━━━━━ DATA FOR PROCESSING ━━━━━
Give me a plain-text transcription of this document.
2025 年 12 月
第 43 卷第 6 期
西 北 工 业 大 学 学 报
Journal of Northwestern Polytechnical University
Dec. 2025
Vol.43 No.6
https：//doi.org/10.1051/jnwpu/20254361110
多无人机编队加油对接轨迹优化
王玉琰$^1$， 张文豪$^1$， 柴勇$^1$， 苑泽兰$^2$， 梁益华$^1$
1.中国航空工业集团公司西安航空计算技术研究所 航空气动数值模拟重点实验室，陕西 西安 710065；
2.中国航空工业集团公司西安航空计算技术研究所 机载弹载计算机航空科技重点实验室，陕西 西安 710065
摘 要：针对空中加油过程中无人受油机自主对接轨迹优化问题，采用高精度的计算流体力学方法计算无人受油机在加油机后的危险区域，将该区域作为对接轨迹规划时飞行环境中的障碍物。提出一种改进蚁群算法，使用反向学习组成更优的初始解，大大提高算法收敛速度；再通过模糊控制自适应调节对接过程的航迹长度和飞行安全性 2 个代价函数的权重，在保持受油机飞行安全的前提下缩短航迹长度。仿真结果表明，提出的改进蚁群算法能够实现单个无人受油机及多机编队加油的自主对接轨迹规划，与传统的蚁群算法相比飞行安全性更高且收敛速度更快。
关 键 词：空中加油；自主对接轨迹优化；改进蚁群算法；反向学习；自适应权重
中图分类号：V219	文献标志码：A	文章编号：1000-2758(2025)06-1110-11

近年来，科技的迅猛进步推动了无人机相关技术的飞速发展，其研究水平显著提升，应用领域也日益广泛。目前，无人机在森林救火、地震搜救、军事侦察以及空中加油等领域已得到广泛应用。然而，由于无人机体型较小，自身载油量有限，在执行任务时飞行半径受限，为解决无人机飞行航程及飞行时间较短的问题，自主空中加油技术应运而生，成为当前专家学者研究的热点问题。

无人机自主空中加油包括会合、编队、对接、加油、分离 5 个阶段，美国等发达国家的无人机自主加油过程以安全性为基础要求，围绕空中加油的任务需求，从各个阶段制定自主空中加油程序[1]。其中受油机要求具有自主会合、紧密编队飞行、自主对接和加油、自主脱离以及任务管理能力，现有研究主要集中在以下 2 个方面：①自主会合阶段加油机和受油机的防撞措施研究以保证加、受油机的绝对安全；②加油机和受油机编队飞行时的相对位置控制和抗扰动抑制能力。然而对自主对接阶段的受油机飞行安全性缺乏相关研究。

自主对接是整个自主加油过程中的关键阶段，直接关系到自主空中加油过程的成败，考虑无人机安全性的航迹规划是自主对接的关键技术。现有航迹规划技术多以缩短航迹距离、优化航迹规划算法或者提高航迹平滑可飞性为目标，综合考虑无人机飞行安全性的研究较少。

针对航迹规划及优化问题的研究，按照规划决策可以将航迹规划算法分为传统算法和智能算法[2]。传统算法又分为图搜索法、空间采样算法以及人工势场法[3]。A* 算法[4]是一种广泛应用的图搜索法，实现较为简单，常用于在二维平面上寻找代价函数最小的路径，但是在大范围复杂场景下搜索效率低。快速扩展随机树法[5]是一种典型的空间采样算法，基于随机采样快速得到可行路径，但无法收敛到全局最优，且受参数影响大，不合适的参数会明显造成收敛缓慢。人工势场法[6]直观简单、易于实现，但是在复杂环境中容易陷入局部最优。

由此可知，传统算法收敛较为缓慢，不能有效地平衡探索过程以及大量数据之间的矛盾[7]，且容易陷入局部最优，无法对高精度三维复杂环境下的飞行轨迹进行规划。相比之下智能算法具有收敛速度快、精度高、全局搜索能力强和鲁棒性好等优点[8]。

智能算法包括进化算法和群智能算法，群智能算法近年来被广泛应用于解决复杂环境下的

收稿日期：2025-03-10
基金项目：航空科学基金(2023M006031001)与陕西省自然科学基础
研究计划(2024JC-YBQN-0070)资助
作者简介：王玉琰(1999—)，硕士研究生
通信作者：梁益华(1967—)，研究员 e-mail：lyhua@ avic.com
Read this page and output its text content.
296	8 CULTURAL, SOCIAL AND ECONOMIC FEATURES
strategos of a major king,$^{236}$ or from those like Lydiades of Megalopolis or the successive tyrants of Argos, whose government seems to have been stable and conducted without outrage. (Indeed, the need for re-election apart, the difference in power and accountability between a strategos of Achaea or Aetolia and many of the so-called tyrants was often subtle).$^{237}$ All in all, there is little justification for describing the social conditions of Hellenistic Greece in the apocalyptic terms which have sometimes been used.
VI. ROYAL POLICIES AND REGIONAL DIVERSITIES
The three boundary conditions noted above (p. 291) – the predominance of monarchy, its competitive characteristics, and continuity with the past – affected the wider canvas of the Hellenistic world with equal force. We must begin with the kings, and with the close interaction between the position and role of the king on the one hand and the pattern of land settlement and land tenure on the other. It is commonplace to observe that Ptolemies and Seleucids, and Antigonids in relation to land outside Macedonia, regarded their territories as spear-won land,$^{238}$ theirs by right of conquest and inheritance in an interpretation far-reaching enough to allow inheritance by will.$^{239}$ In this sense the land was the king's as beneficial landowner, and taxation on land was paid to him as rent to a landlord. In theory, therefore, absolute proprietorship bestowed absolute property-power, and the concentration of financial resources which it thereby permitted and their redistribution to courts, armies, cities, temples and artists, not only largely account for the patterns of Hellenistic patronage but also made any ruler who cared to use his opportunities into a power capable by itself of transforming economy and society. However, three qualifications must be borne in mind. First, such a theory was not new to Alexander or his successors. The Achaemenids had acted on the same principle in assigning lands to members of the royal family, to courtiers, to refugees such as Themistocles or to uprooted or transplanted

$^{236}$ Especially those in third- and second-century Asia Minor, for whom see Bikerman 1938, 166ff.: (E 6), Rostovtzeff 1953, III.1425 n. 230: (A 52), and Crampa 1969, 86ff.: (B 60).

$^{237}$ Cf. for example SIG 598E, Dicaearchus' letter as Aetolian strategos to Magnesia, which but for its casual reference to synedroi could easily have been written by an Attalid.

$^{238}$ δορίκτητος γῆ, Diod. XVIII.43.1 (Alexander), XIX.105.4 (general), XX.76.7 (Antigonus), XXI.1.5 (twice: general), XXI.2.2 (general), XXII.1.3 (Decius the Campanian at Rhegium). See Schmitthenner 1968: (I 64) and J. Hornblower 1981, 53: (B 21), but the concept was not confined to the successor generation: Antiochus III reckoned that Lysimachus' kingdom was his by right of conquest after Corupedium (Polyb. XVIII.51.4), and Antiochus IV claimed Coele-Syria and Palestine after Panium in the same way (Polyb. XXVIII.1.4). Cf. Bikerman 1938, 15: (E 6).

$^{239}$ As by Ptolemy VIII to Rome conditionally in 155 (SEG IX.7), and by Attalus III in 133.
━━━━━
Each line in the data that holds the string "text" should be found and copied.

▸ OUTPUT BELOW
Give me a plain-text transcription of this document.
Read this page and output its text content.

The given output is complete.